## begin GIVEN INFORMATION
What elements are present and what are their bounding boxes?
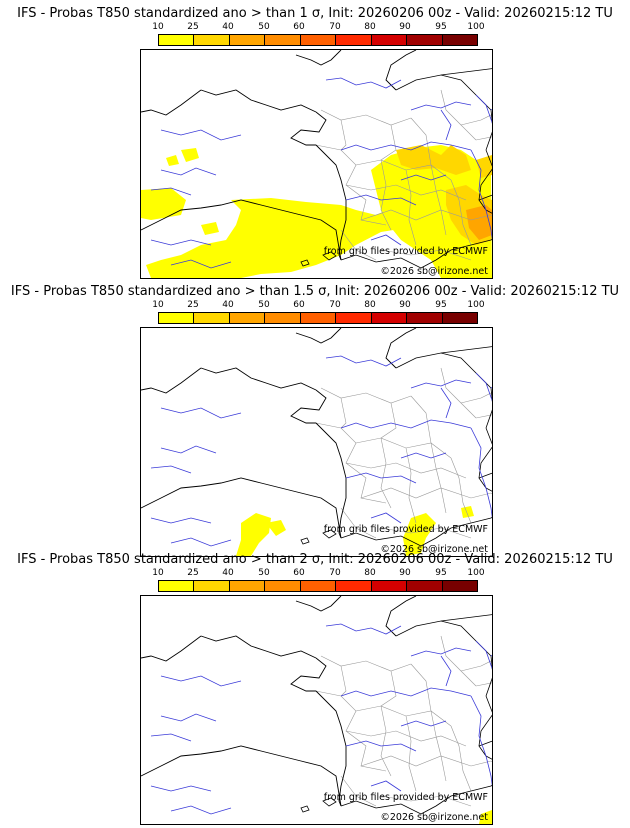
colorbar-tick: 60 <box>293 22 305 32</box>
colorbar-tick: 40 <box>222 568 234 578</box>
colorbar-segment <box>336 35 372 45</box>
colorbar-tick-labels: 10 25 40 50 60 70 80 90 95 100 <box>152 300 484 312</box>
colorbar-segment <box>442 581 477 591</box>
copyright-credit: ©2026 sb@irizone.net <box>380 812 488 823</box>
colorbar-tick: 10 <box>152 300 164 310</box>
colorbar-tick: 100 <box>467 568 485 578</box>
colorbar-tick-labels: 10 25 40 50 60 70 80 90 95 100 <box>152 568 484 580</box>
colorbar-tick: 95 <box>435 300 447 310</box>
colorbar-tick: 70 <box>329 300 341 310</box>
colorbar-tick: 50 <box>258 300 270 310</box>
colorbar-segment <box>300 581 337 591</box>
colorbar-segment <box>371 313 408 323</box>
colorbar-segment <box>407 581 443 591</box>
colorbar-segment <box>265 35 301 45</box>
data-source-credit: from grib files provided by ECMWF <box>323 524 488 535</box>
colorbar-segment <box>300 313 337 323</box>
colorbar-segment <box>229 35 266 45</box>
colorbar-tick: 40 <box>222 22 234 32</box>
colorbar-tick: 25 <box>187 568 199 578</box>
colorbar-segment <box>229 313 266 323</box>
colorbar-segment <box>407 313 443 323</box>
probability-map: from grib files provided by ECMWF ©2026 … <box>140 595 493 825</box>
colorbar-segment <box>336 313 372 323</box>
panel-title: IFS - Probas T850 standardized ano > tha… <box>10 284 620 299</box>
colorbar-tick: 50 <box>258 22 270 32</box>
probability-map: from grib files provided by ECMWF ©2026 … <box>140 327 493 557</box>
colorbar-tick: 90 <box>399 22 411 32</box>
probability-map: from grib files provided by ECMWF ©2026 … <box>140 49 493 279</box>
colorbar-segment <box>159 581 195 591</box>
colorbar-tick: 10 <box>152 568 164 578</box>
panel-1sigma: IFS - Probas T850 standardized ano > tha… <box>0 0 630 279</box>
colorbar-segment <box>442 35 477 45</box>
colorbar <box>158 312 478 324</box>
colorbar-segment <box>407 35 443 45</box>
colorbar <box>158 34 478 46</box>
map-canvas <box>141 328 492 556</box>
colorbar-segment <box>194 35 230 45</box>
colorbar-segment <box>265 581 301 591</box>
colorbar-segment <box>229 581 266 591</box>
colorbar-tick: 95 <box>435 22 447 32</box>
colorbar-tick: 90 <box>399 300 411 310</box>
colorbar-segment <box>442 313 477 323</box>
panel-2sigma: IFS - Probas T850 standardized ano > tha… <box>0 546 630 825</box>
map-canvas <box>141 50 492 278</box>
panel-1-5sigma: IFS - Probas T850 standardized ano > tha… <box>0 278 630 557</box>
colorbar-tick: 70 <box>329 22 341 32</box>
probability-area <box>479 810 492 824</box>
probability-area <box>141 145 492 278</box>
colorbar <box>158 580 478 592</box>
data-source-credit: from grib files provided by ECMWF <box>323 792 488 803</box>
colorbar-tick: 80 <box>364 300 376 310</box>
colorbar-segment <box>159 35 195 45</box>
colorbar-tick: 90 <box>399 568 411 578</box>
colorbar-segment <box>194 313 230 323</box>
colorbar-tick-labels: 10 25 40 50 60 70 80 90 95 100 <box>152 22 484 34</box>
copyright-credit: ©2026 sb@irizone.net <box>380 266 488 277</box>
colorbar-tick: 50 <box>258 568 270 578</box>
colorbar-segment <box>194 581 230 591</box>
colorbar-tick: 60 <box>293 300 305 310</box>
colorbar-tick: 10 <box>152 22 164 32</box>
colorbar-tick: 95 <box>435 568 447 578</box>
colorbar-tick: 80 <box>364 568 376 578</box>
map-canvas <box>141 596 492 824</box>
colorbar-tick: 100 <box>467 22 485 32</box>
colorbar-tick: 70 <box>329 568 341 578</box>
colorbar-segment <box>265 313 301 323</box>
colorbar-segment <box>336 581 372 591</box>
probability-area <box>236 506 474 556</box>
colorbar-tick: 60 <box>293 568 305 578</box>
colorbar-segment <box>159 313 195 323</box>
panel-title: IFS - Probas T850 standardized ano > tha… <box>17 6 613 21</box>
colorbar-segment <box>300 35 337 45</box>
colorbar-tick: 25 <box>187 22 199 32</box>
colorbar-tick: 100 <box>467 300 485 310</box>
colorbar-segment <box>371 581 408 591</box>
colorbar-segment <box>371 35 408 45</box>
copyright-credit: ©2026 sb@irizone.net <box>380 544 488 555</box>
colorbar-tick: 80 <box>364 22 376 32</box>
colorbar-tick: 40 <box>222 300 234 310</box>
panel-title: IFS - Probas T850 standardized ano > tha… <box>17 552 613 567</box>
colorbar-tick: 25 <box>187 300 199 310</box>
data-source-credit: from grib files provided by ECMWF <box>323 246 488 257</box>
## end GIVEN INFORMATION
*WHAT TO PRODUCE:* Reproduce the material above verbatim, leaving out the picture.

*RESPONSE BELOW:*
What elements are present and what are their bounding boxes?
colorbar-tick: 60 <box>293 22 305 32</box>
colorbar-tick: 40 <box>222 568 234 578</box>
colorbar-segment <box>336 35 372 45</box>
colorbar-tick-labels: 10 25 40 50 60 70 80 90 95 100 <box>152 300 484 312</box>
colorbar-segment <box>442 581 477 591</box>
copyright-credit: ©2026 sb@irizone.net <box>380 812 488 823</box>
colorbar-tick: 10 <box>152 300 164 310</box>
colorbar-tick: 100 <box>467 568 485 578</box>
colorbar-tick-labels: 10 25 40 50 60 70 80 90 95 100 <box>152 568 484 580</box>
colorbar-tick: 95 <box>435 300 447 310</box>
colorbar-tick: 70 <box>329 300 341 310</box>
colorbar-tick: 50 <box>258 300 270 310</box>
colorbar-segment <box>300 581 337 591</box>
colorbar-segment <box>371 313 408 323</box>
colorbar-segment <box>407 581 443 591</box>
colorbar-segment <box>265 35 301 45</box>
data-source-credit: from grib files provided by ECMWF <box>323 524 488 535</box>
colorbar-segment <box>300 313 337 323</box>
colorbar-segment <box>229 35 266 45</box>
colorbar-tick: 40 <box>222 22 234 32</box>
colorbar-tick: 25 <box>187 568 199 578</box>
colorbar-segment <box>229 313 266 323</box>
colorbar-segment <box>407 313 443 323</box>
probability-map: from grib files provided by ECMWF ©2026 … <box>140 595 493 825</box>
colorbar-segment <box>336 313 372 323</box>
panel-title: IFS - Probas T850 standardized ano > tha… <box>10 284 620 299</box>
colorbar-tick: 50 <box>258 22 270 32</box>
probability-map: from grib files provided by ECMWF ©2026 … <box>140 327 493 557</box>
colorbar-tick: 90 <box>399 22 411 32</box>
probability-map: from grib files provided by ECMWF ©2026 … <box>140 49 493 279</box>
colorbar-segment <box>159 581 195 591</box>
colorbar-tick: 10 <box>152 568 164 578</box>
panel-1sigma: IFS - Probas T850 standardized ano > tha… <box>0 0 630 279</box>
colorbar-segment <box>442 35 477 45</box>
colorbar <box>158 312 478 324</box>
colorbar-segment <box>407 35 443 45</box>
colorbar <box>158 34 478 46</box>
map-canvas <box>141 328 492 556</box>
colorbar-segment <box>194 35 230 45</box>
colorbar-segment <box>265 581 301 591</box>
colorbar-segment <box>229 581 266 591</box>
colorbar-tick: 95 <box>435 22 447 32</box>
colorbar-tick: 90 <box>399 300 411 310</box>
colorbar-segment <box>442 313 477 323</box>
panel-2sigma: IFS - Probas T850 standardized ano > tha… <box>0 546 630 825</box>
map-canvas <box>141 50 492 278</box>
panel-1-5sigma: IFS - Probas T850 standardized ano > tha… <box>0 278 630 557</box>
colorbar-tick: 70 <box>329 22 341 32</box>
probability-area <box>479 810 492 824</box>
probability-area <box>141 145 492 278</box>
colorbar <box>158 580 478 592</box>
data-source-credit: from grib files provided by ECMWF <box>323 792 488 803</box>
colorbar-tick: 80 <box>364 300 376 310</box>
colorbar-segment <box>159 35 195 45</box>
colorbar-tick: 90 <box>399 568 411 578</box>
colorbar-segment <box>194 313 230 323</box>
colorbar-tick-labels: 10 25 40 50 60 70 80 90 95 100 <box>152 22 484 34</box>
copyright-credit: ©2026 sb@irizone.net <box>380 266 488 277</box>
colorbar-tick: 50 <box>258 568 270 578</box>
colorbar-segment <box>194 581 230 591</box>
colorbar-tick: 60 <box>293 300 305 310</box>
colorbar-tick: 10 <box>152 22 164 32</box>
colorbar-tick: 95 <box>435 568 447 578</box>
colorbar-tick: 80 <box>364 568 376 578</box>
map-canvas <box>141 596 492 824</box>
colorbar-tick: 100 <box>467 22 485 32</box>
colorbar-tick: 70 <box>329 568 341 578</box>
colorbar-segment <box>265 313 301 323</box>
colorbar-segment <box>336 581 372 591</box>
probability-area <box>236 506 474 556</box>
colorbar-tick: 60 <box>293 568 305 578</box>
colorbar-segment <box>159 313 195 323</box>
panel-title: IFS - Probas T850 standardized ano > tha… <box>17 6 613 21</box>
colorbar-segment <box>300 35 337 45</box>
colorbar-tick: 25 <box>187 22 199 32</box>
colorbar-tick: 100 <box>467 300 485 310</box>
colorbar-segment <box>371 581 408 591</box>
colorbar-segment <box>371 35 408 45</box>
copyright-credit: ©2026 sb@irizone.net <box>380 544 488 555</box>
colorbar-tick: 80 <box>364 22 376 32</box>
colorbar-tick: 40 <box>222 300 234 310</box>
panel-title: IFS - Probas T850 standardized ano > tha… <box>17 552 613 567</box>
colorbar-tick: 25 <box>187 300 199 310</box>
data-source-credit: from grib files provided by ECMWF <box>323 246 488 257</box>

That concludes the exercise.